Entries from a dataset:
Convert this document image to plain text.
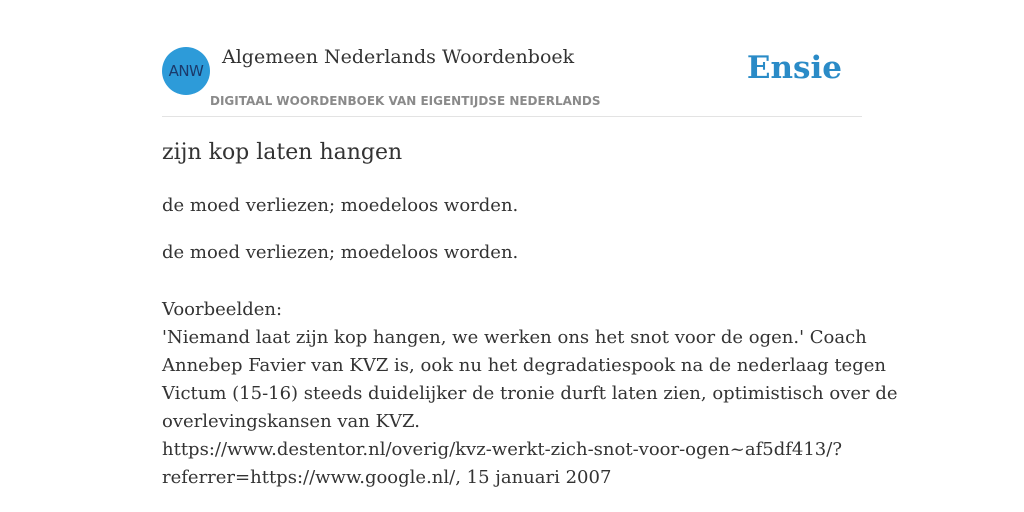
ANW
Algemeen Nederlands Woordenboek
DIGITAAL WOORDENBOEK VAN EIGENTIJDSE NEDERLANDS
Ensie
zijn kop laten hangen

de moed verliezen; moedeloos worden.

de moed verliezen; moedeloos worden.

Voorbeelden:
'Niemand laat zijn kop hangen, we werken ons het snot voor de ogen.' Coach
Annebep Favier van KVZ is, ook nu het degradatiespook na de nederlaag tegen
Victum (15-16) steeds duidelijker de tronie durft laten zien, optimistisch over de
overlevingskansen van KVZ.
https://www.destentor.nl/overig/kvz-werkt-zich-snot-voor-ogen~af5df413/?
referrer=https://www.google.nl/, 15 januari 2007
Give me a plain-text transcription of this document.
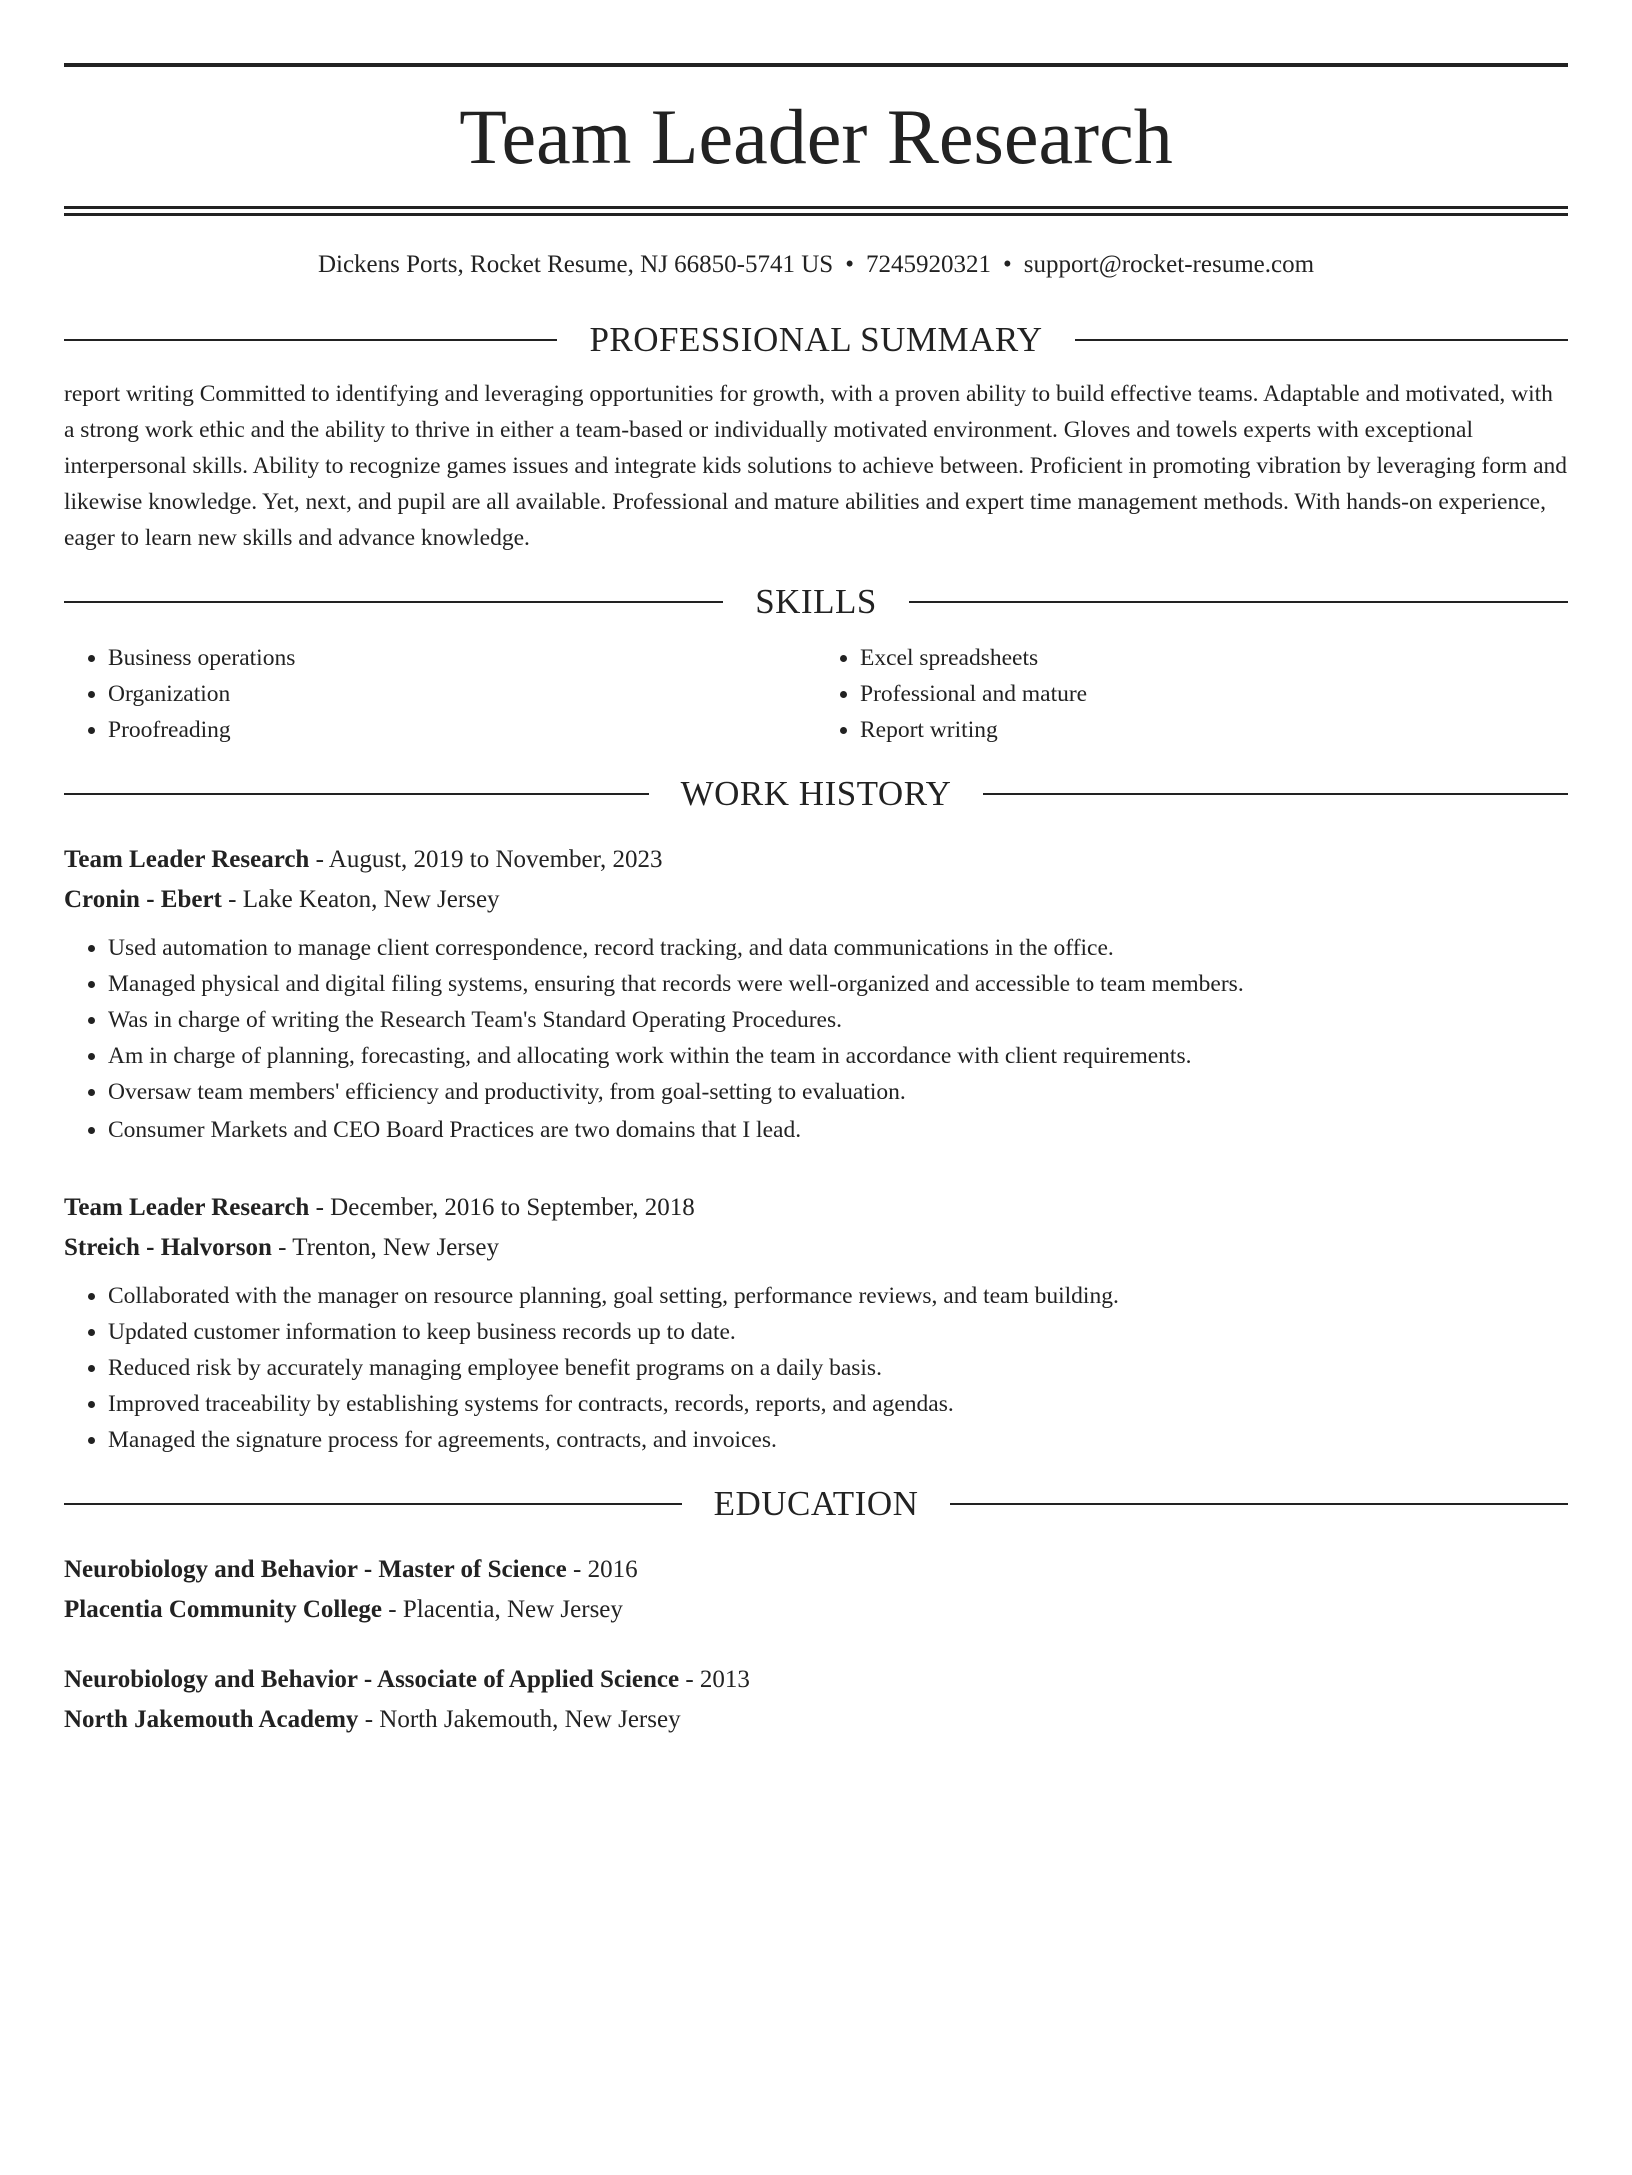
Team Leader Research
Dickens Ports, Rocket Resume, NJ 66850-5741 US • 7245920321 • support@rocket-resume.com
PROFESSIONAL SUMMARY

report writing Committed to identifying and leveraging opportunities for growth, with a proven ability to build effective teams. Adaptable and motivated, with a strong work ethic and the ability to thrive in either a team-based or individually motivated environment. Gloves and towels experts with exceptional interpersonal skills. Ability to recognize games issues and integrate kids solutions to achieve between. Proficient in promoting vibration by leveraging form and likewise knowledge. Yet, next, and pupil are all available. Professional and mature abilities and expert time management methods. With hands-on experience, eager to learn new skills and advance knowledge.

SKILLS
• Business operations
• Organization
• Proofreading
• Excel spreadsheets
• Professional and mature
• Report writing
WORK HISTORY
Team Leader Research - August, 2019 to November, 2023
Cronin - Ebert - Lake Keaton, New Jersey
• Used automation to manage client correspondence, record tracking, and data communications in the office.
• Managed physical and digital filing systems, ensuring that records were well-organized and accessible to team members.
• Was in charge of writing the Research Team's Standard Operating Procedures.
• Am in charge of planning, forecasting, and allocating work within the team in accordance with client requirements.
• Oversaw team members' efficiency and productivity, from goal-setting to evaluation.
• Consumer Markets and CEO Board Practices are two domains that I lead.
Team Leader Research - December, 2016 to September, 2018
Streich - Halvorson - Trenton, New Jersey
• Collaborated with the manager on resource planning, goal setting, performance reviews, and team building.
• Updated customer information to keep business records up to date.
• Reduced risk by accurately managing employee benefit programs on a daily basis.
• Improved traceability by establishing systems for contracts, records, reports, and agendas.
• Managed the signature process for agreements, contracts, and invoices.
EDUCATION
Neurobiology and Behavior - Master of Science - 2016
Placentia Community College - Placentia, New Jersey
Neurobiology and Behavior - Associate of Applied Science - 2013
North Jakemouth Academy - North Jakemouth, New Jersey
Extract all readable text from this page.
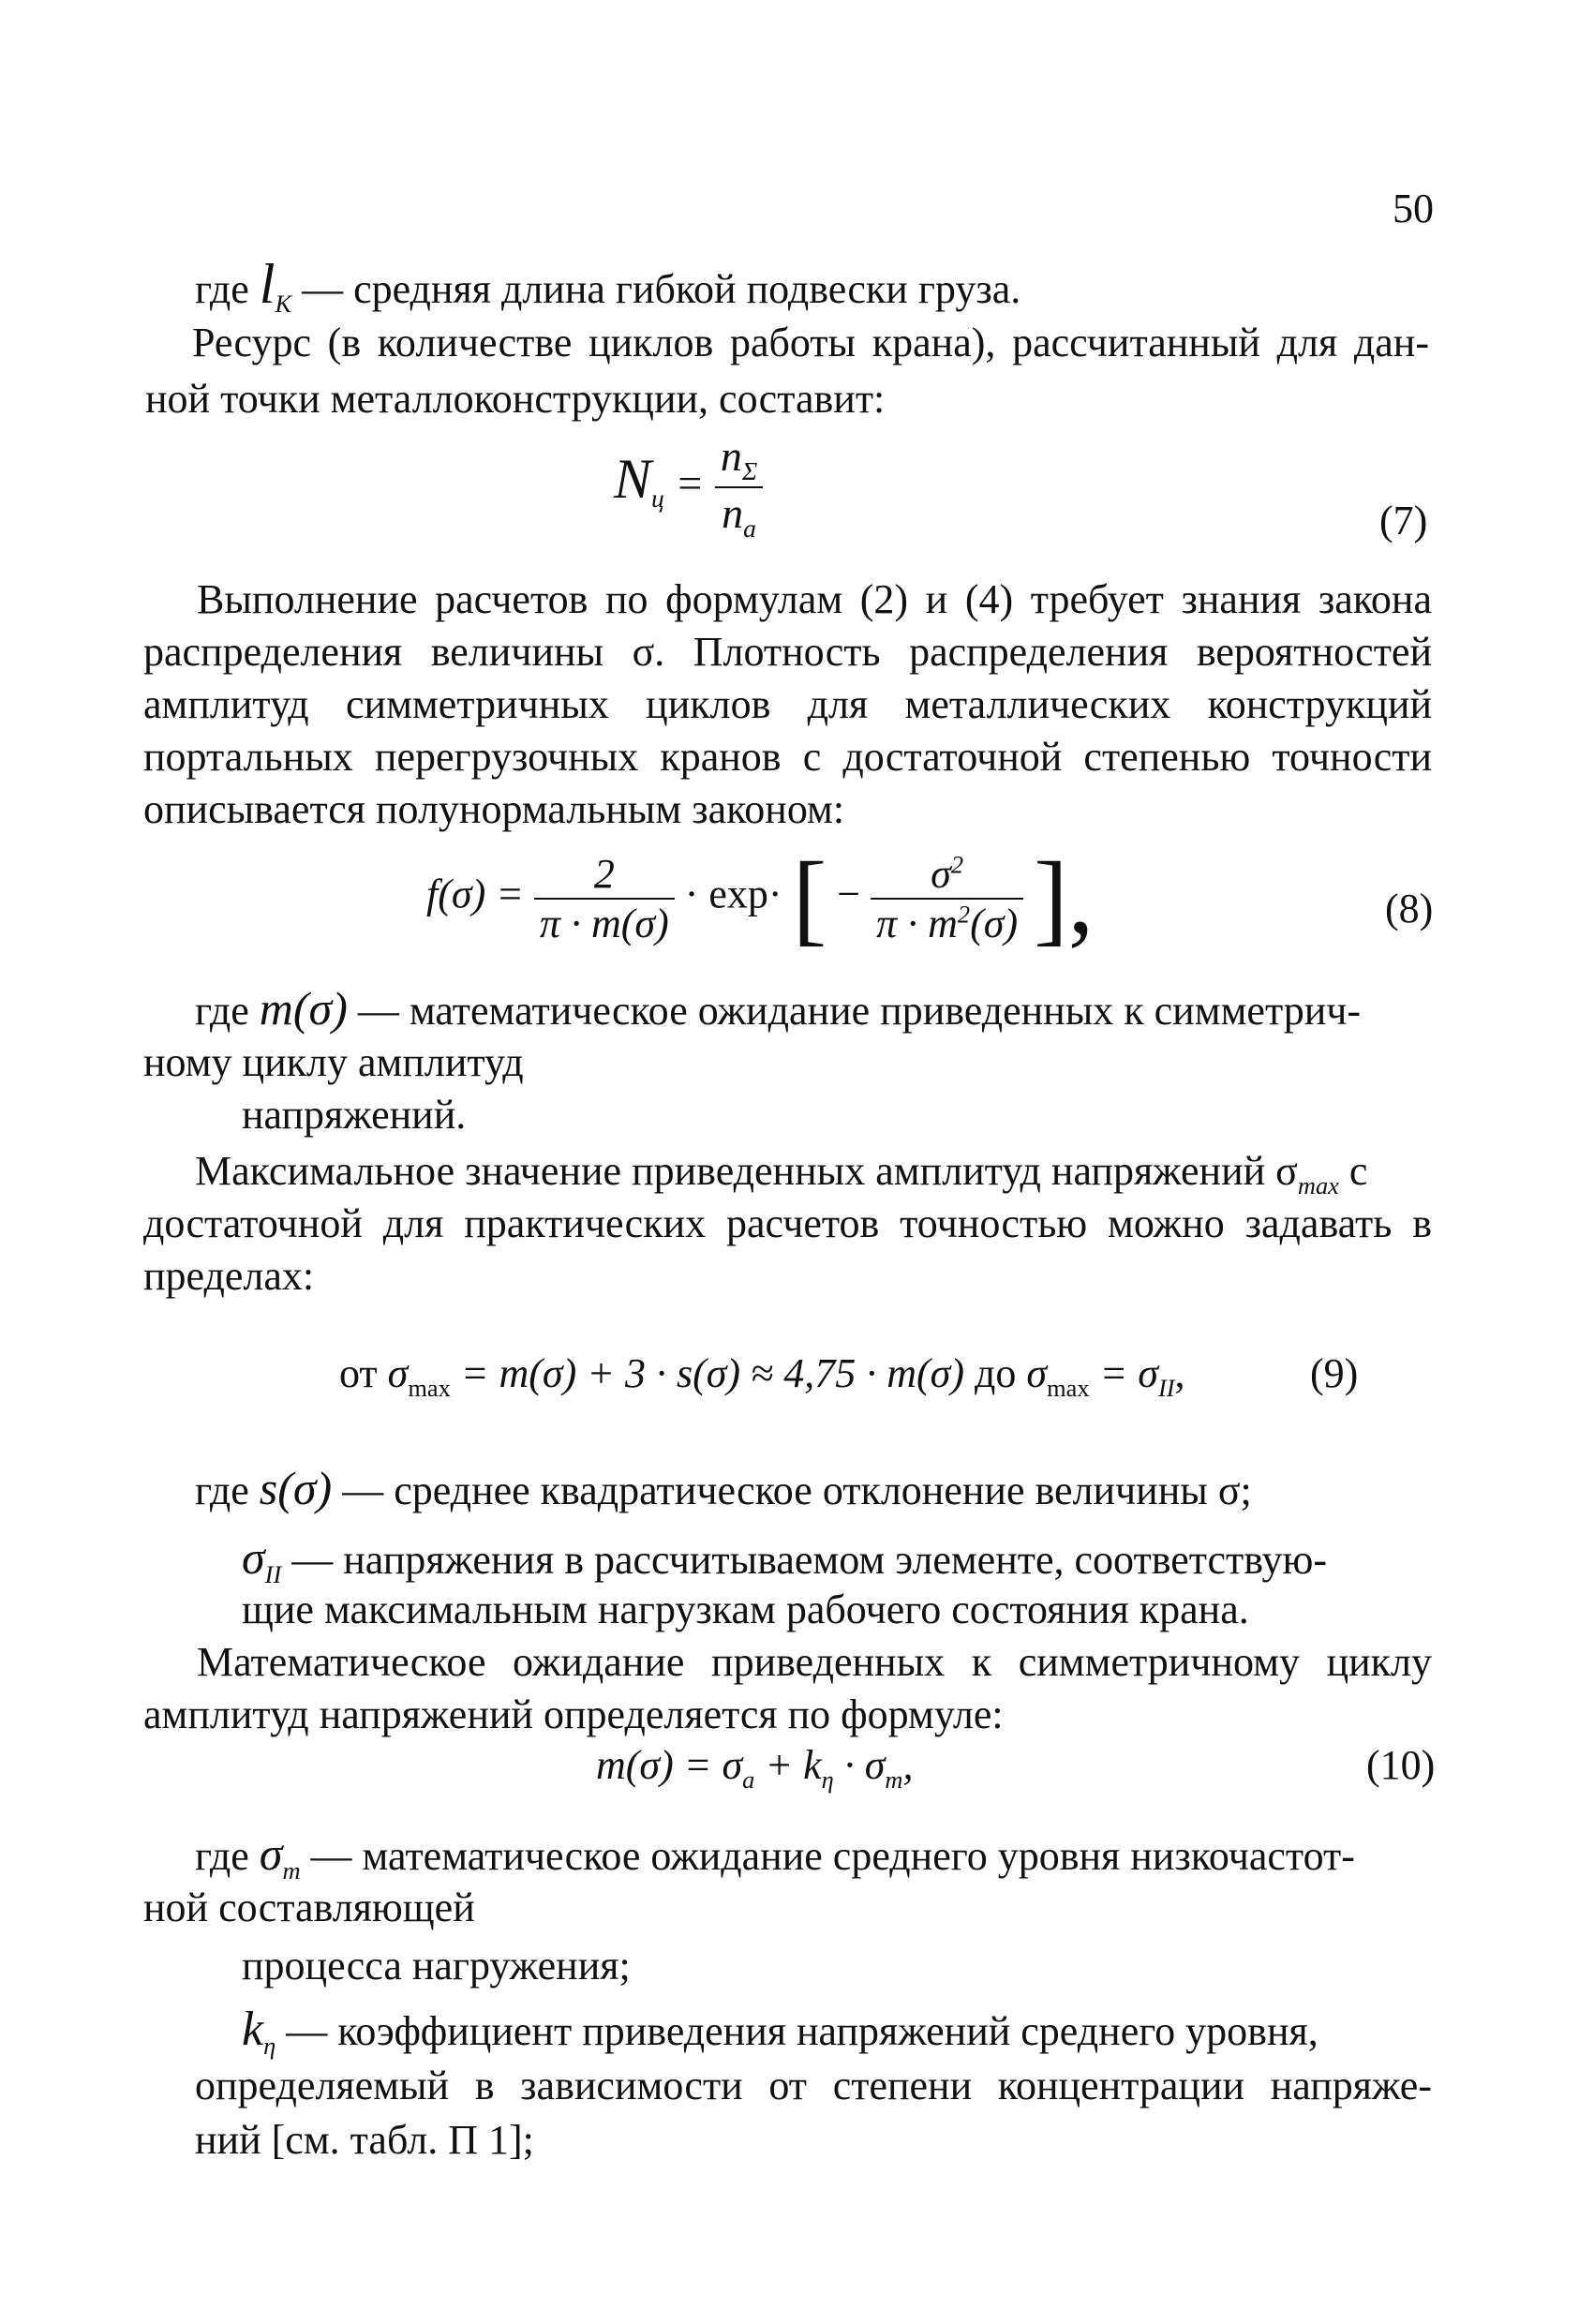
50
где $l_K$ — средняя длина гибкой подвески груза.
Ресурс (в количестве циклов работы крана), рассчитанный для дан-
ной точки металлоконструкции, составит:
$N_ц = \frac{n_\Sigma}{n_a}$	(7)
Выполнение расчетов по формулам (2) и (4) требует знания закона
распределения величины σ. Плотность распределения вероятностей
амплитуд симметричных циклов для металлических конструкций
портальных перегрузочных кранов с достаточной степенью точности
описывается полунормальным законом:
$f(\sigma) = \frac{2}{\pi \cdot m(\sigma)} \cdot \exp\cdot$ [ − $\frac{\sigma^2}{\pi \cdot m^2(\sigma)}$ ],	(8)
где m(σ) — математическое ожидание приведенных к симметрич-
ному циклу амплитуд
напряжений.
Максимальное значение приведенных амплитуд напряжений $\sigma_{max}$ с
достаточной для практических расчетов точностью можно задавать в
пределах:
от $\sigma_{max} = m(\sigma) + 3 \cdot s(\sigma) \approx 4,75 \cdot m(\sigma)$ до $\sigma_{max} = \sigma_{II}$,	(9)
где s(σ) — среднее квадратическое отклонение величины σ;
$\sigma_{II}$ — напряжения в рассчитываемом элементе, соответствую-
щие максимальным нагрузкам рабочего состояния крана.
Математическое ожидание приведенных к симметричному циклу
амплитуд напряжений определяется по формуле:
$m(\sigma) = \sigma_a + k_\eta \cdot \sigma_m$,	(10)
где $\sigma_m$ — математическое ожидание среднего уровня низкочастот-
ной составляющей
процесса нагружения;
$k_\eta$ — коэффициент приведения напряжений среднего уровня,
определяемый в зависимости от степени концентрации напряже-
ний [см. табл. П 1];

__Exercise prompt__: Copy each line of the entries that includes the word "frac".

__Correct result__:
$N_ц = \frac{n_\Sigma}{n_a}$	(7)
$f(\sigma) = \frac{2}{\pi \cdot m(\sigma)} \cdot \exp\cdot$ [ − $\frac{\sigma^2}{\pi \cdot m^2(\sigma)}$ ],	(8)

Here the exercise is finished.